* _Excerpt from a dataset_
────────────────────────────────────────

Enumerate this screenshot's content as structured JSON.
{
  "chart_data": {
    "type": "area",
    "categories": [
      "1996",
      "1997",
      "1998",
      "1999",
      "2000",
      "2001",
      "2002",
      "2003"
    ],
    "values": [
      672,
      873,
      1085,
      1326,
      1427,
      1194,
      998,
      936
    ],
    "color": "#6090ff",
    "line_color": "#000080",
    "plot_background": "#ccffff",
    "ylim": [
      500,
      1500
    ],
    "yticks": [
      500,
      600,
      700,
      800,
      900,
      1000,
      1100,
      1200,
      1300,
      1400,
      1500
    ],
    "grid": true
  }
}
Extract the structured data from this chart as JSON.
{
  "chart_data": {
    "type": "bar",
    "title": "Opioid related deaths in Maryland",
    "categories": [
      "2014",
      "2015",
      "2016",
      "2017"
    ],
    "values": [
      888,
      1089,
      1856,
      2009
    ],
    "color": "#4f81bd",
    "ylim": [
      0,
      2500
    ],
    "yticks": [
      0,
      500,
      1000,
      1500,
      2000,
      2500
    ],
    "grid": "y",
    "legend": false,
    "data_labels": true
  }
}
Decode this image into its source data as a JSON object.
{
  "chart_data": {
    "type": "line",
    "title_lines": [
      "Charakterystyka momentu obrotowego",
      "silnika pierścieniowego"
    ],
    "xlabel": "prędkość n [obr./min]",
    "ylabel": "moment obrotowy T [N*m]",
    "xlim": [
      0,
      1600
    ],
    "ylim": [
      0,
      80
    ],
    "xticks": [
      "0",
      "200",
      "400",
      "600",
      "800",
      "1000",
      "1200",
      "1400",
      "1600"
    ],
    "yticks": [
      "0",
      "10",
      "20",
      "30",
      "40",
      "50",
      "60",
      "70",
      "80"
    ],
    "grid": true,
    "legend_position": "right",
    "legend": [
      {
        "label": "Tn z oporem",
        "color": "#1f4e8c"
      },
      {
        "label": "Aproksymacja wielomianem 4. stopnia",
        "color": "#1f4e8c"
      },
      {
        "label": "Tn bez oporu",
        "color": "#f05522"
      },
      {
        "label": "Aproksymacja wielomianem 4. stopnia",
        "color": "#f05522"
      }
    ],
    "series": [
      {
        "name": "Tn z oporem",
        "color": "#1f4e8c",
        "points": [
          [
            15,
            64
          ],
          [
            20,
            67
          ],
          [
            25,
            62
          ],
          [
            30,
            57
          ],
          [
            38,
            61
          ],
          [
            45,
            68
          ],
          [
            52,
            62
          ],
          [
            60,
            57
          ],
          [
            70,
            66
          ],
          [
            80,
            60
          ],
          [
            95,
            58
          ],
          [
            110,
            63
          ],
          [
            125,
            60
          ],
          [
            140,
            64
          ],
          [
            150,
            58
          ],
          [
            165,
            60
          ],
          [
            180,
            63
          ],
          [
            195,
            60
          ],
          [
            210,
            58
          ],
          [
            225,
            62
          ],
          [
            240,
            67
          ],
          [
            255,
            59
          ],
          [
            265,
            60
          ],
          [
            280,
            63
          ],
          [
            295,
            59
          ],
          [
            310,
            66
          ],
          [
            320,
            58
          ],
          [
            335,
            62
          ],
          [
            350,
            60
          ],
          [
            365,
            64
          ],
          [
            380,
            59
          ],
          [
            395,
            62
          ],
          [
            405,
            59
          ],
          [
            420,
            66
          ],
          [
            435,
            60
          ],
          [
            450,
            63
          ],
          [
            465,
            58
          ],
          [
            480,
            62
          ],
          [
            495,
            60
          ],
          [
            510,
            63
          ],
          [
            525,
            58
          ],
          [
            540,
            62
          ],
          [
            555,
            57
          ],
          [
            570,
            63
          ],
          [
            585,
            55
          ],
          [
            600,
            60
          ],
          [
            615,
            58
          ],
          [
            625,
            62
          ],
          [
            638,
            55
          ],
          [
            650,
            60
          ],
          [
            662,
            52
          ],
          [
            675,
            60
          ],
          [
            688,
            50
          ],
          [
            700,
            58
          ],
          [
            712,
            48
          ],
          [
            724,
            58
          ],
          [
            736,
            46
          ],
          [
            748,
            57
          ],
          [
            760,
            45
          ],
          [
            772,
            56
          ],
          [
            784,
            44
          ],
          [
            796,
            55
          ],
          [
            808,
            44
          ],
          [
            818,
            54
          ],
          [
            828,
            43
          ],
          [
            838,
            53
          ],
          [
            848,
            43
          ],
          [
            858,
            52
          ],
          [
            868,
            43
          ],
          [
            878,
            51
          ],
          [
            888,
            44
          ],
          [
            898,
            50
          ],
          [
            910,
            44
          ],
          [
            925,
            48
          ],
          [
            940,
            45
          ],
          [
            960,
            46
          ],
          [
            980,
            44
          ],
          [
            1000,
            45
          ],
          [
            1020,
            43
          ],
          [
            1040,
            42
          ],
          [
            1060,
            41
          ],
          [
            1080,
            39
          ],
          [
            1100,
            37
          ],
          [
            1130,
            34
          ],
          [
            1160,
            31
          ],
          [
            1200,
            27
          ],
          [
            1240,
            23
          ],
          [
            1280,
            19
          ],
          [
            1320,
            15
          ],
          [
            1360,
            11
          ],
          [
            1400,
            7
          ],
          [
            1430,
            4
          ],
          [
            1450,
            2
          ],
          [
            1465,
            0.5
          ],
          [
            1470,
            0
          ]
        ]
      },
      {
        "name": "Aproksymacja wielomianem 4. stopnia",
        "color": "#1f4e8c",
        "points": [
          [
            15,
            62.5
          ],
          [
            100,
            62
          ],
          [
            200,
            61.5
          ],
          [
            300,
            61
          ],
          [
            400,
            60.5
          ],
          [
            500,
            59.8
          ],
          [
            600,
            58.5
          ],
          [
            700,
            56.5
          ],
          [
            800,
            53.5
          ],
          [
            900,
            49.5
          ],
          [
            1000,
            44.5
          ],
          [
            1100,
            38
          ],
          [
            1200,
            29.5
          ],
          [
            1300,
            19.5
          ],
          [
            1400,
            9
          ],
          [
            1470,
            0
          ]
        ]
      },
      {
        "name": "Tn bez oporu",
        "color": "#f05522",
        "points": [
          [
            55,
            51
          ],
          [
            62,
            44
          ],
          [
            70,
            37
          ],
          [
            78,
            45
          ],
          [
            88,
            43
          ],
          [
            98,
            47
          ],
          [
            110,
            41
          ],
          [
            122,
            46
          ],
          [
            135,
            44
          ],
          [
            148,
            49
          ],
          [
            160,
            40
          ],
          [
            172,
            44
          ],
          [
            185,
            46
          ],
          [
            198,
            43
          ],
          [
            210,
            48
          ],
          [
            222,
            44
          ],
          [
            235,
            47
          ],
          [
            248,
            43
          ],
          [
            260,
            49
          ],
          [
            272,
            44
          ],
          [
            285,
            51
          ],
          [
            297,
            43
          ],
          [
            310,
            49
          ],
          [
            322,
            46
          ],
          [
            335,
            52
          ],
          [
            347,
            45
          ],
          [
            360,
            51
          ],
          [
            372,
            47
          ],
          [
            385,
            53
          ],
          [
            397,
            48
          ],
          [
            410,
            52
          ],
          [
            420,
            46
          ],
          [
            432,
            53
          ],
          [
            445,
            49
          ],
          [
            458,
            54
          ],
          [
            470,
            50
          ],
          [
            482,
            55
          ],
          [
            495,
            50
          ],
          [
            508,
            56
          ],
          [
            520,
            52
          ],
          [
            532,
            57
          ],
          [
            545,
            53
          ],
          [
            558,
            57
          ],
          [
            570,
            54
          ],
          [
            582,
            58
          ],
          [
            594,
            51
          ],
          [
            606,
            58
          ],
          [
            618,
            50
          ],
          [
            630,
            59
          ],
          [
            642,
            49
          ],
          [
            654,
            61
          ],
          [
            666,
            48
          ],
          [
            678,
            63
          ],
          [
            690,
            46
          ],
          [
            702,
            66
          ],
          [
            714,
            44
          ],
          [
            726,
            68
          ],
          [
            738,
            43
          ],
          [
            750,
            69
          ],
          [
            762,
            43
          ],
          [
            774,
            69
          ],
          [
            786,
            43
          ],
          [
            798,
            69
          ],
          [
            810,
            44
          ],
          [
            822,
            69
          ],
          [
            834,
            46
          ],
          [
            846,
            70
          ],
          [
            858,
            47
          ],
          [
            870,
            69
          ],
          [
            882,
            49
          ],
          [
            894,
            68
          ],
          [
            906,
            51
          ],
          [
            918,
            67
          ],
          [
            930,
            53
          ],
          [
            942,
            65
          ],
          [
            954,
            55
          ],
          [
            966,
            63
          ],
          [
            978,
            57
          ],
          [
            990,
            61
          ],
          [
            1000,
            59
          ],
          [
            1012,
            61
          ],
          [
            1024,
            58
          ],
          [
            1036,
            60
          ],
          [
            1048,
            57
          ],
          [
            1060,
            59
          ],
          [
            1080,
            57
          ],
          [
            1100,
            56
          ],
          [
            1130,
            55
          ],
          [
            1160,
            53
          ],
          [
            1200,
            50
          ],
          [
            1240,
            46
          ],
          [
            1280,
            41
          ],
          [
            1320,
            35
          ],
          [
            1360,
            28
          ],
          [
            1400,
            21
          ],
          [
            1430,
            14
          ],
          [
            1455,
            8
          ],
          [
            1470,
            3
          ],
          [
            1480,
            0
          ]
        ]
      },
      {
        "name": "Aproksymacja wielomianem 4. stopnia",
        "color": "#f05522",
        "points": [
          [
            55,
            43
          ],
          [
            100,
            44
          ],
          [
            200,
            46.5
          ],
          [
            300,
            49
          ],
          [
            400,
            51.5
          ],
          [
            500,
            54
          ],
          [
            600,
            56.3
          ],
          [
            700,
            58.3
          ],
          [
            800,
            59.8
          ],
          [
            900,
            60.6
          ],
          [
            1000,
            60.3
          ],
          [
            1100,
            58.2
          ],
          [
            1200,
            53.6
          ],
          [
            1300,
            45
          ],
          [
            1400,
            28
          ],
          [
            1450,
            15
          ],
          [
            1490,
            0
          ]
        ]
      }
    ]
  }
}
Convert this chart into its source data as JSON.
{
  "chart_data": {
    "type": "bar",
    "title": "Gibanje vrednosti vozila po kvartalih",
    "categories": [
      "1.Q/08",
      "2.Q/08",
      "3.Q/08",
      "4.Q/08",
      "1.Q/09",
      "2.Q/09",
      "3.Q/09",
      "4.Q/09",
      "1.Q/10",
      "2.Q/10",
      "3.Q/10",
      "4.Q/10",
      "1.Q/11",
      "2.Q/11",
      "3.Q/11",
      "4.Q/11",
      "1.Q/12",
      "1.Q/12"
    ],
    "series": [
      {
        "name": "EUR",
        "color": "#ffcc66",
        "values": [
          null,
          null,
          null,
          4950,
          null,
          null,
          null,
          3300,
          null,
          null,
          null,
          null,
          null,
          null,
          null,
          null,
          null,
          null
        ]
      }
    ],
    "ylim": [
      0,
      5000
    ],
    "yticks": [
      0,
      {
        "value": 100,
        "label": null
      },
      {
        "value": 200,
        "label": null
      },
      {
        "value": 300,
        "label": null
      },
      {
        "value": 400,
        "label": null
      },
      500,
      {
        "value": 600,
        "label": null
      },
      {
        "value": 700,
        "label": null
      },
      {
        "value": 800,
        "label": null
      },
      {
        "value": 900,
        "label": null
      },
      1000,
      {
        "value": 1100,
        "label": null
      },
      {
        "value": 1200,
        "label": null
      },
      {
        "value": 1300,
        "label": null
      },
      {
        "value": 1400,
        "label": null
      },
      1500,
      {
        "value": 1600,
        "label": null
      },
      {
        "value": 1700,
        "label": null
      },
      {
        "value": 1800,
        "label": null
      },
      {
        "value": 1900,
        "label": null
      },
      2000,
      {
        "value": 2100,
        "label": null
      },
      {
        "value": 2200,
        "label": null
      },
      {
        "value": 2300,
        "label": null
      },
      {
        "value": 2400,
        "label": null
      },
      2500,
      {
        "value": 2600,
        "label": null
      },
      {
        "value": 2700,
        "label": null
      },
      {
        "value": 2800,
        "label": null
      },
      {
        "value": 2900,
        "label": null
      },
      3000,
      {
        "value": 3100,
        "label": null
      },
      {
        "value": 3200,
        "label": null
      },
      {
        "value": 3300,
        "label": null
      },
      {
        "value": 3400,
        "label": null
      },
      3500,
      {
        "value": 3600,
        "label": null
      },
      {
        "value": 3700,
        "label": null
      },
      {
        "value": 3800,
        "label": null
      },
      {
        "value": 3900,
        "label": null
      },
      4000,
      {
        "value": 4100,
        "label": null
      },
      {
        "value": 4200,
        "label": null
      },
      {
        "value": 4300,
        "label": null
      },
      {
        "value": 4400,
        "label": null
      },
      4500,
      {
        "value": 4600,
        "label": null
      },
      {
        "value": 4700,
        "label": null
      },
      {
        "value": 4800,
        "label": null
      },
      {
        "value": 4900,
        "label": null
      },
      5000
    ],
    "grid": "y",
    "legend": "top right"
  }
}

────────────────────────────────────────

* _Task description_
Pick out the lines containing the word "into" and show them.

* _Full solution_
Decode this image into its source data as a JSON object.
Convert this chart into its source data as JSON.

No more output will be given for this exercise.